Go through the entries below and copy each line containing the word "Eksklusif".

───── ITEMS

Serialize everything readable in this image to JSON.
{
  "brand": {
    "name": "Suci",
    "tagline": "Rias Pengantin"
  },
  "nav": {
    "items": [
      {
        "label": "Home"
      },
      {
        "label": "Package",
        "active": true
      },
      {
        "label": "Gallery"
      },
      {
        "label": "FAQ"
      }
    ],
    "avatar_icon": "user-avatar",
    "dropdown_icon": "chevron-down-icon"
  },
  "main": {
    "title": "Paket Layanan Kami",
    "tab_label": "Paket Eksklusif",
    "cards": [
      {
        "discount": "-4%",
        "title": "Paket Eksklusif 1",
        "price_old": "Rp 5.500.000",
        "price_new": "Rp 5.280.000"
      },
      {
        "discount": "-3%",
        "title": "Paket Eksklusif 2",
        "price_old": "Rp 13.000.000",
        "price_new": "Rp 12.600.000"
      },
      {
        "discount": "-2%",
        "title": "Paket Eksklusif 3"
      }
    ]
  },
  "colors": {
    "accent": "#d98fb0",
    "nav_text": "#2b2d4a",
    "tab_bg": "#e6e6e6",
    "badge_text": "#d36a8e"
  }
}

──────────
───── ITEMS

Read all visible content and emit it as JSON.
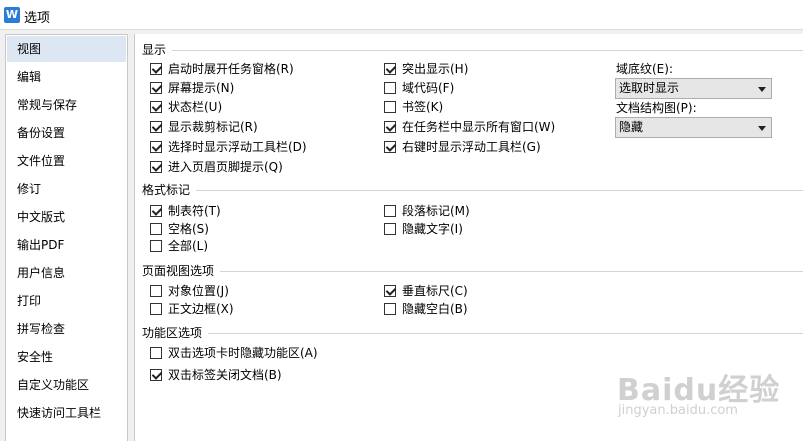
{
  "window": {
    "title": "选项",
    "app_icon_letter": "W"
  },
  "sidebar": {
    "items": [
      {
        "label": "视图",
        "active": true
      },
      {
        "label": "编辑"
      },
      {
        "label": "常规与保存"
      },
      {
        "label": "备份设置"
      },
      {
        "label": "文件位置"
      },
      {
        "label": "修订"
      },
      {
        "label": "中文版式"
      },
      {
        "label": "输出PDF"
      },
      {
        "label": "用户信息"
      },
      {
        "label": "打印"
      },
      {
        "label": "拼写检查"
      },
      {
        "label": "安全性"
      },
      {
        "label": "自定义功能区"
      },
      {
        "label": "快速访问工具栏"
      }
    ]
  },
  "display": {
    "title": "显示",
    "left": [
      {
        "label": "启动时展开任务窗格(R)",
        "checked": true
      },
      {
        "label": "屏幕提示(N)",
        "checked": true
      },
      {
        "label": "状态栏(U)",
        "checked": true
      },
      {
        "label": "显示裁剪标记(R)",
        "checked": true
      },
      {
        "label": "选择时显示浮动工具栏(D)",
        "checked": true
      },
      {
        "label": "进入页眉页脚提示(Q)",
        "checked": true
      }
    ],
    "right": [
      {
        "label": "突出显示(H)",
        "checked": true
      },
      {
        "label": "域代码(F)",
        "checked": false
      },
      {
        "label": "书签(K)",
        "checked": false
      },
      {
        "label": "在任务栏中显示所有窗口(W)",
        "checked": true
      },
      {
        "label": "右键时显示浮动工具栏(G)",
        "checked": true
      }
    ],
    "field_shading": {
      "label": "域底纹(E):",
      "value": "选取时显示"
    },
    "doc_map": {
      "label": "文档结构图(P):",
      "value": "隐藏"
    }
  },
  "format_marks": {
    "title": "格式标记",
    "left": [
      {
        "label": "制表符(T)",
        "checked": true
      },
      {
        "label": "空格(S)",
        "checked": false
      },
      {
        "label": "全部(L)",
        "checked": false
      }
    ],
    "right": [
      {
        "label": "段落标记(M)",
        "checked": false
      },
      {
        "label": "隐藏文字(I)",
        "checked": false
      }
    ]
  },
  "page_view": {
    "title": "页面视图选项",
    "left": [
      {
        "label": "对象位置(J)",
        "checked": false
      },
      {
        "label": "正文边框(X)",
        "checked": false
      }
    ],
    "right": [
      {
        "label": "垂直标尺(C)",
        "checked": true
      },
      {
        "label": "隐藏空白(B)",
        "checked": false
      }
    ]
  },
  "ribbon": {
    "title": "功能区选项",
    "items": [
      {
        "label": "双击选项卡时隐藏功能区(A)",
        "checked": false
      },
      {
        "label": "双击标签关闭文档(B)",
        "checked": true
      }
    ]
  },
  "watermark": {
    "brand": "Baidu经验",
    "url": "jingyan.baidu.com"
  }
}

──────────

RESPONSE TO THE EXERCISE >>
    "tab_label": "Paket Eksklusif",
        "title": "Paket Eksklusif 1",
        "title": "Paket Eksklusif 2",
        "title": "Paket Eksklusif 3"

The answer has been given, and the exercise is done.